───── Exercise input ─────

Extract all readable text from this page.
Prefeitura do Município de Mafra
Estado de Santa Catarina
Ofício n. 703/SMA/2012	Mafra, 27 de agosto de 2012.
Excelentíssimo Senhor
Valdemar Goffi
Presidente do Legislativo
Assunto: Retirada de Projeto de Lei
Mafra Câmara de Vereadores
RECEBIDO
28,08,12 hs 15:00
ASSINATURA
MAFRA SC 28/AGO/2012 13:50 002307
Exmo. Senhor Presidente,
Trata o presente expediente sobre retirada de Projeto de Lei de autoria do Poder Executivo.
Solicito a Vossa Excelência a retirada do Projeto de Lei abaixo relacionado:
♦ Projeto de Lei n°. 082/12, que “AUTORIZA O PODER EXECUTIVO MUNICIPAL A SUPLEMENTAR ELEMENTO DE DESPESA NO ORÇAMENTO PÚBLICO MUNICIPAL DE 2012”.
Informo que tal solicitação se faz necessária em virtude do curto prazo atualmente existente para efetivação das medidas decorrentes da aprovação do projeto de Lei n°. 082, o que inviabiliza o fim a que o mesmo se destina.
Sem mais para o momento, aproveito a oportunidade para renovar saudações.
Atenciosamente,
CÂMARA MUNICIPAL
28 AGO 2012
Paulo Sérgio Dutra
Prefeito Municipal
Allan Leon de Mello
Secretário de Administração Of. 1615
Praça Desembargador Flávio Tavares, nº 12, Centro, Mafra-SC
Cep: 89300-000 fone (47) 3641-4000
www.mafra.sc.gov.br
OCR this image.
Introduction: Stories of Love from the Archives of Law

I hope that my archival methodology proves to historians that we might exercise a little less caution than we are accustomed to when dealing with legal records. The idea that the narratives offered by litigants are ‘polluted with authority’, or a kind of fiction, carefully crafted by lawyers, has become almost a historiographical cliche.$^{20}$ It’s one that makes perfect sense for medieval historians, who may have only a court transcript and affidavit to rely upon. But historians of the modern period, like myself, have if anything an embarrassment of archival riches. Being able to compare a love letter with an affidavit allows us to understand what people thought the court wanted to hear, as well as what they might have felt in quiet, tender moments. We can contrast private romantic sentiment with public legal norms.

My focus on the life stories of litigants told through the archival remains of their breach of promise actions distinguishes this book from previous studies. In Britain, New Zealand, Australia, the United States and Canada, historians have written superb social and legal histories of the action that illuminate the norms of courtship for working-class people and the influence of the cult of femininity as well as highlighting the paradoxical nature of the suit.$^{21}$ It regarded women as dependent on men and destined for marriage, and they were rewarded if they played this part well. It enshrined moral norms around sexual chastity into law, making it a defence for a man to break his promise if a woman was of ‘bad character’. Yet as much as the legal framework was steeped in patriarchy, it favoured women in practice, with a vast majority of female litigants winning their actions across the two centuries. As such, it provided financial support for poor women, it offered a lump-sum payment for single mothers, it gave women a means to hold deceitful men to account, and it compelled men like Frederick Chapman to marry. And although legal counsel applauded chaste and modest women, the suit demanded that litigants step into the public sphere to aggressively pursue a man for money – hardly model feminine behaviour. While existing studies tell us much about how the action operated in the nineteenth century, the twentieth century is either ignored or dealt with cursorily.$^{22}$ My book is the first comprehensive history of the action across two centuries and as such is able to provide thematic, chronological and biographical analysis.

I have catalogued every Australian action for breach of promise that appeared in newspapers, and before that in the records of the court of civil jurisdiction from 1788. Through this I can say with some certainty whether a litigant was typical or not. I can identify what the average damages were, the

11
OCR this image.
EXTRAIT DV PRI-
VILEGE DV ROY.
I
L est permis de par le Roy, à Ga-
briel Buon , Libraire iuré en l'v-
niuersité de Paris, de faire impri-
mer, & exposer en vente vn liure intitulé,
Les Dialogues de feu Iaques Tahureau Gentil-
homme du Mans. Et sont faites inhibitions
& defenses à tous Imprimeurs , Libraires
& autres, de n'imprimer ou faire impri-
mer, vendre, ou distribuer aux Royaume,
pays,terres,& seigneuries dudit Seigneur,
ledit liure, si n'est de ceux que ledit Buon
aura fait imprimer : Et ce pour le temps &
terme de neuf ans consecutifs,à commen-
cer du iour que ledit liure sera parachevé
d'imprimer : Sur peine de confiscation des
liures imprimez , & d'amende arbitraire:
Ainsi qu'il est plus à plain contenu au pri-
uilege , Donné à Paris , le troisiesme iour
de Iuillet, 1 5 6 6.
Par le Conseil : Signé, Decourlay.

─────

_Exercise task_. Transcribe every entry word for word.

_Output for this exercise_.
Extract all readable text from this page.
Prefeitura do Município de Mafra
Estado de Santa Catarina
Ofício n. 703/SMA/2012	Mafra, 27 de agosto de 2012.
Excelentíssimo Senhor
Valdemar Goffi
Presidente do Legislativo
Assunto: Retirada de Projeto de Lei
Mafra Câmara de Vereadores
RECEBIDO
28,08,12 hs 15:00
ASSINATURA
MAFRA SC 28/AGO/2012 13:50 002307
Exmo. Senhor Presidente,
Trata o presente expediente sobre retirada de Projeto de Lei de autoria do Poder Executivo.
Solicito a Vossa Excelência a retirada do Projeto de Lei abaixo relacionado:
♦ Projeto de Lei n°. 082/12, que “AUTORIZA O PODER EXECUTIVO MUNICIPAL A SUPLEMENTAR ELEMENTO DE DESPESA NO ORÇAMENTO PÚBLICO MUNICIPAL DE 2012”.
Informo que tal solicitação se faz necessária em virtude do curto prazo atualmente existente para efetivação das medidas decorrentes da aprovação do projeto de Lei n°. 082, o que inviabiliza o fim a que o mesmo se destina.
Sem mais para o momento, aproveito a oportunidade para renovar saudações.
Atenciosamente,
CÂMARA MUNICIPAL
28 AGO 2012
Paulo Sérgio Dutra
Prefeito Municipal
Allan Leon de Mello
Secretário de Administração Of. 1615
Praça Desembargador Flávio Tavares, nº 12, Centro, Mafra-SC
Cep: 89300-000 fone (47) 3641-4000
www.mafra.sc.gov.br
OCR this image.
Introduction: Stories of Love from the Archives of Law

I hope that my archival methodology proves to historians that we might exercise a little less caution than we are accustomed to when dealing with legal records. The idea that the narratives offered by litigants are ‘polluted with authority’, or a kind of fiction, carefully crafted by lawyers, has become almost a historiographical cliche.$^{20}$ It’s one that makes perfect sense for medieval historians, who may have only a court transcript and affidavit to rely upon. But historians of the modern period, like myself, have if anything an embarrassment of archival riches. Being able to compare a love letter with an affidavit allows us to understand what people thought the court wanted to hear, as well as what they might have felt in quiet, tender moments. We can contrast private romantic sentiment with public legal norms.

My focus on the life stories of litigants told through the archival remains of their breach of promise actions distinguishes this book from previous studies. In Britain, New Zealand, Australia, the United States and Canada, historians have written superb social and legal histories of the action that illuminate the norms of courtship for working-class people and the influence of the cult of femininity as well as highlighting the paradoxical nature of the suit.$^{21}$ It regarded women as dependent on men and destined for marriage, and they were rewarded if they played this part well. It enshrined moral norms around sexual chastity into law, making it a defence for a man to break his promise if a woman was of ‘bad character’. Yet as much as the legal framework was steeped in patriarchy, it favoured women in practice, with a vast majority of female litigants winning their actions across the two centuries. As such, it provided financial support for poor women, it offered a lump-sum payment for single mothers, it gave women a means to hold deceitful men to account, and it compelled men like Frederick Chapman to marry. And although legal counsel applauded chaste and modest women, the suit demanded that litigants step into the public sphere to aggressively pursue a man for money – hardly model feminine behaviour. While existing studies tell us much about how the action operated in the nineteenth century, the twentieth century is either ignored or dealt with cursorily.$^{22}$ My book is the first comprehensive history of the action across two centuries and as such is able to provide thematic, chronological and biographical analysis.

I have catalogued every Australian action for breach of promise that appeared in newspapers, and before that in the records of the court of civil jurisdiction from 1788. Through this I can say with some certainty whether a litigant was typical or not. I can identify what the average damages were, the

11
OCR this image.
EXTRAIT DV PRI-
VILEGE DV ROY.
I
L est permis de par le Roy, à Ga-
briel Buon , Libraire iuré en l'v-
niuersité de Paris, de faire impri-
mer, & exposer en vente vn liure intitulé,
Les Dialogues de feu Iaques Tahureau Gentil-
homme du Mans. Et sont faites inhibitions
& defenses à tous Imprimeurs , Libraires
& autres, de n'imprimer ou faire impri-
mer, vendre, ou distribuer aux Royaume,
pays,terres,& seigneuries dudit Seigneur,
ledit liure, si n'est de ceux que ledit Buon
aura fait imprimer : Et ce pour le temps &
terme de neuf ans consecutifs,à commen-
cer du iour que ledit liure sera parachevé
d'imprimer : Sur peine de confiscation des
liures imprimez , & d'amende arbitraire:
Ainsi qu'il est plus à plain contenu au pri-
uilege , Donné à Paris , le troisiesme iour
de Iuillet, 1 5 6 6.
Par le Conseil : Signé, Decourlay.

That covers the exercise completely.